TEXTO EXTRAÍDO.
*-*-*
Algo de esto ocurrió
en la década de los noventas, cuando el fujimorismo
decidió aniquilar a las instituciones que le habían
permitido escapar de la cloaca en la que estaba
refundido, para salir, respirar buen aire y desde
allí alcanzar el poder. Pues el fujimorismo, que
alcanzó la presidencia desde un orden electoral y
democrático, pasó a edificar, a partir de algo
conocido desde entonces como “autogolpe”, ese
imperio de la infamia y terror, que recordamos ahora
como el período de gobierno cívico-militar, post 5
de abril de 1992, más corrupto de la historia. Un
contexto en el que la podredumbre y el autoritarismo
fue corrompiendo y embarrándolo todo, hasta
pervertir todos los niveles de vida en sociedad.
Fujimontes(c)inismo: Identidad siamésica o
entidad del mal
Claro, podemos decir
-si les creemos a las encuestadoras de entonces- que
poco más de la mitad de la población estaba de
acuerdo con esa “identidad siamésica” llamada
fujimonte(s)cinismo, y que hasta hoy sigue estando
de acuerdo con todo lo ocurrido durante aquella
década. Pero cabe también aclarar, que ese amplio
sector de seguidores obsecuentes del
fujimontes(c)inismo, de alguna manera se beneficiaba
o era beneficiado con las medidas y permisibilidad
de aquel gobierno, sea a través de sus políticas
asistencialistas -como las destinadas a
los comedores populares y asociaciones
diversas, que, aunque de manera miserable,
resultaban favorecidas-, sea a través de distintos
favores políticos, de su tolerancia hacia el
auspicio y la transgresión criminal, o de
beneficiarse con la inyección de dinero recibidos de
la corrupción.
*-*-*
INFORMACIÓN PROPORCIONADA.
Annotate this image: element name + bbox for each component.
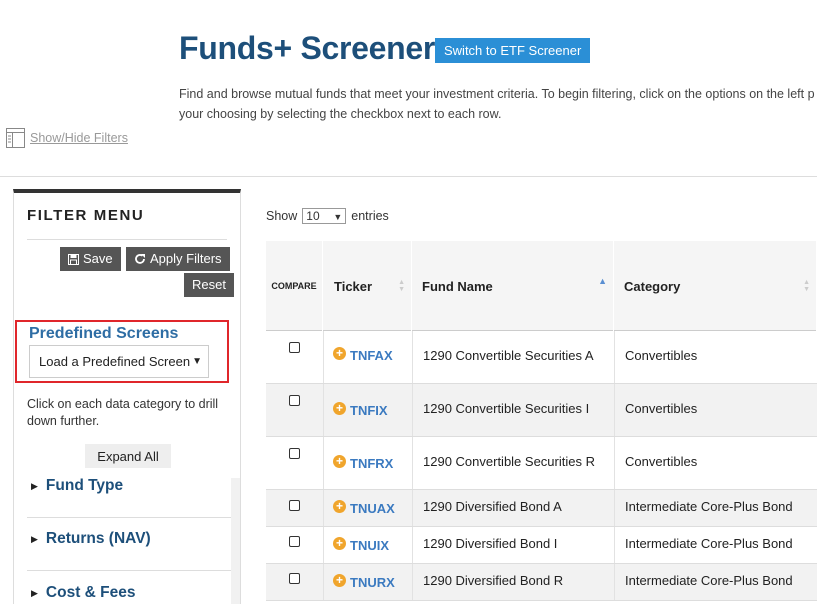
*-*-*
Cita completo y al pie de la letra el fragmento sobre el fujimorismo.

SOLUCIÓN DEL EJERCICIO.
Algo de esto ocurrió
en la década de los noventas, cuando el fujimorismo
decidió aniquilar a las instituciones que le habían
permitido escapar de la cloaca en la que estaba
refundido, para salir, respirar buen aire y desde
allí alcanzar el poder. Pues el fujimorismo, que
alcanzó la presidencia desde un orden electoral y
democrático, pasó a edificar, a partir de algo
conocido desde entonces como “autogolpe”, ese
imperio de la infamia y terror, que recordamos ahora
como el período de gobierno cívico-militar, post 5
de abril de 1992, más corrupto de la historia. Un
contexto en el que la podredumbre y el autoritarismo
fue corrompiendo y embarrándolo todo, hasta
pervertir todos los niveles de vida en sociedad.
Fujimontes(c)inismo: Identidad siamésica o
entidad del mal
Claro, podemos decir
-si les creemos a las encuestadoras de entonces- que
poco más de la mitad de la población estaba de
acuerdo con esa “identidad siamésica” llamada
fujimonte(s)cinismo, y que hasta hoy sigue estando
de acuerdo con todo lo ocurrido durante aquella
década. Pero cabe también aclarar, que ese amplio
sector de seguidores obsecuentes del
fujimontes(c)inismo, de alguna manera se beneficiaba
o era beneficiado con las medidas y permisibilidad
de aquel gobierno, sea a través de sus políticas
asistencialistas -como las destinadas a
los comedores populares y asociaciones
diversas, que, aunque de manera miserable,
resultaban favorecidas-, sea a través de distintos
favores políticos, de su tolerancia hacia el
auspicio y la transgresión criminal, o de
beneficiarse con la inyección de dinero recibidos de
la corrupción.